══ Supplied information ══

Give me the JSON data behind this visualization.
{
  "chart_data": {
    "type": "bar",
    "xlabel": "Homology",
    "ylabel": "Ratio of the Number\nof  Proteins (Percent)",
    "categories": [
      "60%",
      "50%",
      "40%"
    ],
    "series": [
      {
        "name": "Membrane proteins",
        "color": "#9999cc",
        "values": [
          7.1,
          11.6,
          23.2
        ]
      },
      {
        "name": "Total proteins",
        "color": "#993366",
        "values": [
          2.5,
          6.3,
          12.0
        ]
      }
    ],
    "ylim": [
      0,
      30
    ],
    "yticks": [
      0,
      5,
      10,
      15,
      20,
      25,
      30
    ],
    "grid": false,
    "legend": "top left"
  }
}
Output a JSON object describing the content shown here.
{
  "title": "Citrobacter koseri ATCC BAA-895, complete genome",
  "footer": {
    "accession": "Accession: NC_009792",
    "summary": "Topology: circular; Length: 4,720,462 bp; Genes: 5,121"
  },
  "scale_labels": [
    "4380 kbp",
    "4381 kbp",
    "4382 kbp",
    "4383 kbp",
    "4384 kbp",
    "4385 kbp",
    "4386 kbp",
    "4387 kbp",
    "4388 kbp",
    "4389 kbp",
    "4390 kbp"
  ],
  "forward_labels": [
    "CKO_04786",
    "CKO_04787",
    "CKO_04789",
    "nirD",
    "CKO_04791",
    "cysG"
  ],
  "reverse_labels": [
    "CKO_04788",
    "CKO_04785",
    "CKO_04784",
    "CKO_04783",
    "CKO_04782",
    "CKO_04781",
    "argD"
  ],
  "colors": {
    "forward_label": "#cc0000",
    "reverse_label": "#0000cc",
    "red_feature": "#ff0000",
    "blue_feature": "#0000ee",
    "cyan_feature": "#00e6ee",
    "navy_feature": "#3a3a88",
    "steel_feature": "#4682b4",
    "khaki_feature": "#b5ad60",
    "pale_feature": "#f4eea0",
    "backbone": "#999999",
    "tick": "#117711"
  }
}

═══

Problem details: Return the full listing, word for word.

Completed exercise:
Give me the JSON data behind this visualization.
{
  "chart_data": {
    "type": "bar",
    "xlabel": "Homology",
    "ylabel": "Ratio of the Number\nof  Proteins (Percent)",
    "categories": [
      "60%",
      "50%",
      "40%"
    ],
    "series": [
      {
        "name": "Membrane proteins",
        "color": "#9999cc",
        "values": [
          7.1,
          11.6,
          23.2
        ]
      },
      {
        "name": "Total proteins",
        "color": "#993366",
        "values": [
          2.5,
          6.3,
          12.0
        ]
      }
    ],
    "ylim": [
      0,
      30
    ],
    "yticks": [
      0,
      5,
      10,
      15,
      20,
      25,
      30
    ],
    "grid": false,
    "legend": "top left"
  }
}
Output a JSON object describing the content shown here.
{
  "title": "Citrobacter koseri ATCC BAA-895, complete genome",
  "footer": {
    "accession": "Accession: NC_009792",
    "summary": "Topology: circular; Length: 4,720,462 bp; Genes: 5,121"
  },
  "scale_labels": [
    "4380 kbp",
    "4381 kbp",
    "4382 kbp",
    "4383 kbp",
    "4384 kbp",
    "4385 kbp",
    "4386 kbp",
    "4387 kbp",
    "4388 kbp",
    "4389 kbp",
    "4390 kbp"
  ],
  "forward_labels": [
    "CKO_04786",
    "CKO_04787",
    "CKO_04789",
    "nirD",
    "CKO_04791",
    "cysG"
  ],
  "reverse_labels": [
    "CKO_04788",
    "CKO_04785",
    "CKO_04784",
    "CKO_04783",
    "CKO_04782",
    "CKO_04781",
    "argD"
  ],
  "colors": {
    "forward_label": "#cc0000",
    "reverse_label": "#0000cc",
    "red_feature": "#ff0000",
    "blue_feature": "#0000ee",
    "cyan_feature": "#00e6ee",
    "navy_feature": "#3a3a88",
    "steel_feature": "#4682b4",
    "khaki_feature": "#b5ad60",
    "pale_feature": "#f4eea0",
    "backbone": "#999999",
    "tick": "#117711"
  }
}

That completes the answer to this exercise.